▶ Exercise requirements
Copy every line from the records below that holds the word "content".

####################

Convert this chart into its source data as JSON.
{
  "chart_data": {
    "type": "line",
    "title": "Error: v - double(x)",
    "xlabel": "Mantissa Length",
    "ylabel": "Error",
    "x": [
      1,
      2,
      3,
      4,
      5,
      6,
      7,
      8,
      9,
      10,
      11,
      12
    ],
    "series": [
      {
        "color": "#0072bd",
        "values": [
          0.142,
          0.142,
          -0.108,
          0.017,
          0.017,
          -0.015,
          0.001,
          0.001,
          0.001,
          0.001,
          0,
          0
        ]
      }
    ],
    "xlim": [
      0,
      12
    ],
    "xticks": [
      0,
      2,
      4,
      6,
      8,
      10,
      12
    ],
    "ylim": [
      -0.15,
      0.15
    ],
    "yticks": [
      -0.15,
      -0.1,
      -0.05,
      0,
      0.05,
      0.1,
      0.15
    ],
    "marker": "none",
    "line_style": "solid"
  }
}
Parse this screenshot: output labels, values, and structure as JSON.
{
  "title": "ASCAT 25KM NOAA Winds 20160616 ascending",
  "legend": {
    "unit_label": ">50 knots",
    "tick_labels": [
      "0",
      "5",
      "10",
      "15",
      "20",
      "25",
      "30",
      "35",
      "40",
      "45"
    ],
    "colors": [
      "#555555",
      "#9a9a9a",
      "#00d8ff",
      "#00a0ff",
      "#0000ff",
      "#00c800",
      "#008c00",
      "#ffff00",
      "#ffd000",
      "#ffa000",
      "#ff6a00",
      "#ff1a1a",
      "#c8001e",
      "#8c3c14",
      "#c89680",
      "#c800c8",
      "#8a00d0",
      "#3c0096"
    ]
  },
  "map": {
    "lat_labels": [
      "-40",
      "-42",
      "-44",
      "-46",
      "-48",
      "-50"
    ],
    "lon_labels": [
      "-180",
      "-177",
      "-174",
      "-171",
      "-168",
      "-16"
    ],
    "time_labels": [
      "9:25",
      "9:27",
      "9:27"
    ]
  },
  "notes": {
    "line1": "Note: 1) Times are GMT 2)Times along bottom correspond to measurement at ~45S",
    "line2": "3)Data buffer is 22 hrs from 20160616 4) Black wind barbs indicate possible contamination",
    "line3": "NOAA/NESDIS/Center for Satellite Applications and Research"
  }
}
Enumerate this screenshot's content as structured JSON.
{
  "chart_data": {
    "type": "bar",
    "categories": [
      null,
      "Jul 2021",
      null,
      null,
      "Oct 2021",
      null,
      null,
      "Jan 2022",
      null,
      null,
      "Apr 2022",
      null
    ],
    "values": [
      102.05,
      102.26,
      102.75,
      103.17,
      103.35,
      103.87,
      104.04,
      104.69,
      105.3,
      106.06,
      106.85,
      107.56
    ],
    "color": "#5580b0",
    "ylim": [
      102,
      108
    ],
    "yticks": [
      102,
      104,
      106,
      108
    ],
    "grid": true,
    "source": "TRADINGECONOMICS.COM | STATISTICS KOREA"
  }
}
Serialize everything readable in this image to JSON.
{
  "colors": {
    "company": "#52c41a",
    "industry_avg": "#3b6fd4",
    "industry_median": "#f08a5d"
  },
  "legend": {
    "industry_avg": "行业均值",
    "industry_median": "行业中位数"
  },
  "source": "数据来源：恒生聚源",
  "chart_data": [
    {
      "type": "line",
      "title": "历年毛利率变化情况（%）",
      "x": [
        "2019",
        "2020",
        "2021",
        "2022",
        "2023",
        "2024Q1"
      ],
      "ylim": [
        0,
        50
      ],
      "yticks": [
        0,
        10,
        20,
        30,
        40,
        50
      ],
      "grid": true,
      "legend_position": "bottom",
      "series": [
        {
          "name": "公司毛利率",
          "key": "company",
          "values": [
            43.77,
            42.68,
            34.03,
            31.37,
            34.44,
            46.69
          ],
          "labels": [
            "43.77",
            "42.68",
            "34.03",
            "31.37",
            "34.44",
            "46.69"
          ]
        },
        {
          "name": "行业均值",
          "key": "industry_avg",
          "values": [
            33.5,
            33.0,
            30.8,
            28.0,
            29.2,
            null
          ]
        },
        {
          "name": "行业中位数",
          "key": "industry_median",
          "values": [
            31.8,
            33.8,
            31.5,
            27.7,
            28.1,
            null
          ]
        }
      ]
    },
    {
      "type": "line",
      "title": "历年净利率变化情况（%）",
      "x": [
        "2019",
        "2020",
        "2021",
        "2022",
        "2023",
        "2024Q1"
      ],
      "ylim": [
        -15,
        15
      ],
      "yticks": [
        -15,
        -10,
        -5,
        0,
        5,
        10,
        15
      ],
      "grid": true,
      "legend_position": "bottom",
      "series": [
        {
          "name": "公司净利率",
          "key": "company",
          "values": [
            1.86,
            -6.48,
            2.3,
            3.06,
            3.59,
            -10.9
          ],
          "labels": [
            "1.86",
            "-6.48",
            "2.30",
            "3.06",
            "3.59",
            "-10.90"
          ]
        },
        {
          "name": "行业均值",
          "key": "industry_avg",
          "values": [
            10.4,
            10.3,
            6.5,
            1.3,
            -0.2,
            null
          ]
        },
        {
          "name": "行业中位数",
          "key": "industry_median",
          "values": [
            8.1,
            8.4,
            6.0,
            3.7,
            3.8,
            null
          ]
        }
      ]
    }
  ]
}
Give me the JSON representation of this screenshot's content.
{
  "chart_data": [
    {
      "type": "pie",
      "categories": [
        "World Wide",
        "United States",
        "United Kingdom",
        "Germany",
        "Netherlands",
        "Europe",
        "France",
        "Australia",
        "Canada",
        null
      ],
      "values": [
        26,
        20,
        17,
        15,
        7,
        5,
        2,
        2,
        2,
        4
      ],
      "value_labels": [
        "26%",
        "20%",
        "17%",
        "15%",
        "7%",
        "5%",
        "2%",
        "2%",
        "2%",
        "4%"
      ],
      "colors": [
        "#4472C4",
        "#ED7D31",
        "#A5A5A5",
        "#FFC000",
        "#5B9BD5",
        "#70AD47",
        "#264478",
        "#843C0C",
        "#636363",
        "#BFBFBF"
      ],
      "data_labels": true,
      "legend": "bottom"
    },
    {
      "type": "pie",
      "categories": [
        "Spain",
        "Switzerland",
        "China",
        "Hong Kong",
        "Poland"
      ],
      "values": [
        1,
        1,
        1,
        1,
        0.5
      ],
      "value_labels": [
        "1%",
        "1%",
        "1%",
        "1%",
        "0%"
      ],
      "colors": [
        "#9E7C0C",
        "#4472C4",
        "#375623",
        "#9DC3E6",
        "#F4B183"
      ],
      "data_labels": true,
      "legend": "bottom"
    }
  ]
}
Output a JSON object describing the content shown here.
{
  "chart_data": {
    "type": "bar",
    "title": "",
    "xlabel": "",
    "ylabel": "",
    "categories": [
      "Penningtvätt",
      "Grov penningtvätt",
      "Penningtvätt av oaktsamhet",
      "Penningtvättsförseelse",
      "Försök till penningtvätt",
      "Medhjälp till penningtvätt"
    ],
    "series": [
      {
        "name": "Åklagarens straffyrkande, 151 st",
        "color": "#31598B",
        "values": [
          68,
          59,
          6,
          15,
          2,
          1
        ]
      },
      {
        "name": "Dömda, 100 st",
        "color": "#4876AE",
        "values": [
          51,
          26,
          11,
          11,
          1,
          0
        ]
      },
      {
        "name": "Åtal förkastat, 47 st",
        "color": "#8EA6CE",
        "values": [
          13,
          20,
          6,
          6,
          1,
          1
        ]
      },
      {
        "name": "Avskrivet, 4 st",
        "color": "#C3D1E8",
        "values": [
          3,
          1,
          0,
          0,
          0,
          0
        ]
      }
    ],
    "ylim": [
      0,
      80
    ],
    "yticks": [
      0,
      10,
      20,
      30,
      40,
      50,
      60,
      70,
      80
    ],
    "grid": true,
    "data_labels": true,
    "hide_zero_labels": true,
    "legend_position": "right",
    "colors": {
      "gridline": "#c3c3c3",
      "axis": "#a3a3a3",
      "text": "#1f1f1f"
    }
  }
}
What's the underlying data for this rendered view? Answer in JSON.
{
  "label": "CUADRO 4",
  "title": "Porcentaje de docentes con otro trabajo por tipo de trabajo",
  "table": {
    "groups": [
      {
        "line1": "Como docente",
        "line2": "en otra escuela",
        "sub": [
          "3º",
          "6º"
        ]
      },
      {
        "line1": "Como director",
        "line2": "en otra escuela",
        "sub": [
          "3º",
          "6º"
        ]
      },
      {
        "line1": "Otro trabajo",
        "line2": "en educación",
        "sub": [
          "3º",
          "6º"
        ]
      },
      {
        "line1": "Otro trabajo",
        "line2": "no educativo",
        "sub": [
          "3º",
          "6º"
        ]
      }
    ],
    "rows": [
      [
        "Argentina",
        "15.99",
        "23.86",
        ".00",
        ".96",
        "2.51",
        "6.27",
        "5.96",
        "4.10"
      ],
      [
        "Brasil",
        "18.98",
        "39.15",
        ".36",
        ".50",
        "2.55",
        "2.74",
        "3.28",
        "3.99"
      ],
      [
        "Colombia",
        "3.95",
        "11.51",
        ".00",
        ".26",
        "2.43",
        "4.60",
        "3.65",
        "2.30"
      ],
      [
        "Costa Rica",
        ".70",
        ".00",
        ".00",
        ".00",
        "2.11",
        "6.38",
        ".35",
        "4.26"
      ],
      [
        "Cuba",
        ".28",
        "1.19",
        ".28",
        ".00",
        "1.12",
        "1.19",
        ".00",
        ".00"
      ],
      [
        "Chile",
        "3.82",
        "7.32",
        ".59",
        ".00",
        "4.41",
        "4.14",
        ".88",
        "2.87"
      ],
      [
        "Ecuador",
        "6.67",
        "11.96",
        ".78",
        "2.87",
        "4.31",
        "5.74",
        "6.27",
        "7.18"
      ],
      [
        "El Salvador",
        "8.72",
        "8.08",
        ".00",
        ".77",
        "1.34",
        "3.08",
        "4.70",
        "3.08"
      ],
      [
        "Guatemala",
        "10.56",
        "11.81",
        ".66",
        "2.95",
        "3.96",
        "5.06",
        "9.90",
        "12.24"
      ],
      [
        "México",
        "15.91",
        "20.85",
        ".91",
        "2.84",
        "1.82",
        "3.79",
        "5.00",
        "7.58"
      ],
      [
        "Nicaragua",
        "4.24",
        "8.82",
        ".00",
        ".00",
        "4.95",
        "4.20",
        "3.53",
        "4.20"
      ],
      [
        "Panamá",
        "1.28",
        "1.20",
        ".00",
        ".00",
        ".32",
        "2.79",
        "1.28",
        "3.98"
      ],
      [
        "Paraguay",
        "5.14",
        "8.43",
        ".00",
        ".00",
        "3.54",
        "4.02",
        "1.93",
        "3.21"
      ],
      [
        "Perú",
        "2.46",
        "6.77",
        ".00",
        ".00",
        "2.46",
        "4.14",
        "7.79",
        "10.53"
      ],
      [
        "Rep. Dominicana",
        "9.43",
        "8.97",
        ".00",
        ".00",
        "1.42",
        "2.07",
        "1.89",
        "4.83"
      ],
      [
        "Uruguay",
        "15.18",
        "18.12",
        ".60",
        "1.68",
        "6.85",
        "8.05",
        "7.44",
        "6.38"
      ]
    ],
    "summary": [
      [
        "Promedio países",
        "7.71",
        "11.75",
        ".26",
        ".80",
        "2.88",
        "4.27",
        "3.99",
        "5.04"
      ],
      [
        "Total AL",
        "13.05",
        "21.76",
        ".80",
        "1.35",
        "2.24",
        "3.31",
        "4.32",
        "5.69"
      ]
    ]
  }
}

####################

▶ Exercise output
Enumerate this screenshot's content as structured JSON.
Give me the JSON representation of this screenshot's content.
Output a JSON object describing the content shown here.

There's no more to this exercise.